_Aim of the task_
Find all lines in the listing that include the word "artistes", then copy them.

Stored data

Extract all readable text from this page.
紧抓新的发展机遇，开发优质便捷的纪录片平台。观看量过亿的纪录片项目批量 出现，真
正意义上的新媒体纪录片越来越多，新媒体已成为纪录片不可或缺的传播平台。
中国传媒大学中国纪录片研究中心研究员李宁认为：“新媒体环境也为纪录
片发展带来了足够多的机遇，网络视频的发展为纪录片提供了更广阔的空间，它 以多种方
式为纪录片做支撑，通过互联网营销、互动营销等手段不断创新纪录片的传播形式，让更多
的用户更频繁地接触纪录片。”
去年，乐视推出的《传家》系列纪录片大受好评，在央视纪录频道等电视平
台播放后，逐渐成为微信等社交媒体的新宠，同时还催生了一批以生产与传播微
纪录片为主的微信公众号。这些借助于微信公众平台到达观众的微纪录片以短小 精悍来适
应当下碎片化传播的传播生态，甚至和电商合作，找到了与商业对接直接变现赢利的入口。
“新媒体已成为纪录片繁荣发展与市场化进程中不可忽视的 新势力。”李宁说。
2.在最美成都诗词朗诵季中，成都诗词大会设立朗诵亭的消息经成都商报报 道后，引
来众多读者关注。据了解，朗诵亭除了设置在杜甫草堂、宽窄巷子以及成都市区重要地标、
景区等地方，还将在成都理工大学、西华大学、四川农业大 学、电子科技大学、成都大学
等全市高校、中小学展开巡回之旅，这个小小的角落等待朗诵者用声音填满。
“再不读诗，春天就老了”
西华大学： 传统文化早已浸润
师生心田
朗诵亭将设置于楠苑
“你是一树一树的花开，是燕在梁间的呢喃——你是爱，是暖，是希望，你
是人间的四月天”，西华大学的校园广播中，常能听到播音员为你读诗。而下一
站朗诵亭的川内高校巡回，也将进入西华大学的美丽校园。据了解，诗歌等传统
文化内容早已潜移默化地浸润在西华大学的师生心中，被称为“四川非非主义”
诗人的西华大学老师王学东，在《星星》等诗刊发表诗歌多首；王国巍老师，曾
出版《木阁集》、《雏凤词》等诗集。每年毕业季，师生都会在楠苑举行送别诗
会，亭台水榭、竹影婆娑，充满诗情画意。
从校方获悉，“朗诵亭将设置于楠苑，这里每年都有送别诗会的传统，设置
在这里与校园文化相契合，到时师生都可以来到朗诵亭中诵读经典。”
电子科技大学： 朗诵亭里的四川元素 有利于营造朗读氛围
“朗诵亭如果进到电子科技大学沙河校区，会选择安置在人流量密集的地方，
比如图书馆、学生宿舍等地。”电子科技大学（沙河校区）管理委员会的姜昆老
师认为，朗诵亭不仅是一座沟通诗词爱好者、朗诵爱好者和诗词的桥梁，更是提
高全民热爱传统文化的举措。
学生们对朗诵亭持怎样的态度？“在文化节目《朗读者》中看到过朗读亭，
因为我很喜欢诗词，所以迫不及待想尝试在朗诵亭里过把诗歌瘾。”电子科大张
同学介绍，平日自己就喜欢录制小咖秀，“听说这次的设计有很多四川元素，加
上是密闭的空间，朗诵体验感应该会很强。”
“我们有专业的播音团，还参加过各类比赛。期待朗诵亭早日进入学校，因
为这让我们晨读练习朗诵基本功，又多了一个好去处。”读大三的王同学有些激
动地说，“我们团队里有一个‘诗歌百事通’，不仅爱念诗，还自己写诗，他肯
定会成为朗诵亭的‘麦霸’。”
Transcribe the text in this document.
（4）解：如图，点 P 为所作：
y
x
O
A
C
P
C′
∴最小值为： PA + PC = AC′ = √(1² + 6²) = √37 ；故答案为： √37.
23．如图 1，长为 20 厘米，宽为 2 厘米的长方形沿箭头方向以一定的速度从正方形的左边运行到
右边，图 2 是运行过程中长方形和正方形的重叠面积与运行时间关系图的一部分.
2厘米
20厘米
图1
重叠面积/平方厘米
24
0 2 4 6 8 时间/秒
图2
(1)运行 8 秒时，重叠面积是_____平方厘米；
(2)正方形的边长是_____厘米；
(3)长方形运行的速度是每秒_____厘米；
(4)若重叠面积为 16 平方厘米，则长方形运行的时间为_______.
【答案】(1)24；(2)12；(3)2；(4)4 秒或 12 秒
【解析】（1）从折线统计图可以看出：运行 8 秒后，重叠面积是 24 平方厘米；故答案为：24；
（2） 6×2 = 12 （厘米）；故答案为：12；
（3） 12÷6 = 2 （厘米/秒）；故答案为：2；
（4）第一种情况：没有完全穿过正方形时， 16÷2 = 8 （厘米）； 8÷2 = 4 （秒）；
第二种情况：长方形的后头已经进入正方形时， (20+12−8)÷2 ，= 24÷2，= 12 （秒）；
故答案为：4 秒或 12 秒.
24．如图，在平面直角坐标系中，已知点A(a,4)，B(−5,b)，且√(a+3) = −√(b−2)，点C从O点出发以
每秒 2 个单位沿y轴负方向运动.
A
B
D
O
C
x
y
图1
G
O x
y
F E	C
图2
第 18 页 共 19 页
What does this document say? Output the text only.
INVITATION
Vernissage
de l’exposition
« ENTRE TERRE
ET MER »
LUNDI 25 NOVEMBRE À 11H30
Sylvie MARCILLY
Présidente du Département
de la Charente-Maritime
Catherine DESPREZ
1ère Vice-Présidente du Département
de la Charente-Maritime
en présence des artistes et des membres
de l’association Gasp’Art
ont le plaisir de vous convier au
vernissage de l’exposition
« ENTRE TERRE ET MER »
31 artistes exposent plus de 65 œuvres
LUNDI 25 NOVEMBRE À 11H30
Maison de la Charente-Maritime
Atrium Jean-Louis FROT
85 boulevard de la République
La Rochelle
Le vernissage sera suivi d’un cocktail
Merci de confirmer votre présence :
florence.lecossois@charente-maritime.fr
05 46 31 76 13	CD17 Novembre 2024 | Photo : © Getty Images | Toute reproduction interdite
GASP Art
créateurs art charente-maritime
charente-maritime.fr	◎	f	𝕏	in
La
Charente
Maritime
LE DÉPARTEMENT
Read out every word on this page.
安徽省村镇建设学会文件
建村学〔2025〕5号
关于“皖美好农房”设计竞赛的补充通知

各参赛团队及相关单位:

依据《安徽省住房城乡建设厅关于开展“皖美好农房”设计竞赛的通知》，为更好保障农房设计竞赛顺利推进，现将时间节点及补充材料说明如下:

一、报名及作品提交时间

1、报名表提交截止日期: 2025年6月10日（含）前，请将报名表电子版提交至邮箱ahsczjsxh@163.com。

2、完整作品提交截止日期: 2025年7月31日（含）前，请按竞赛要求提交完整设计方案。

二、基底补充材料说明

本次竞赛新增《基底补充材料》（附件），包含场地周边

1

_The result_
en présence des artistes et des membres
31 artistes exposent plus de 65 œuvres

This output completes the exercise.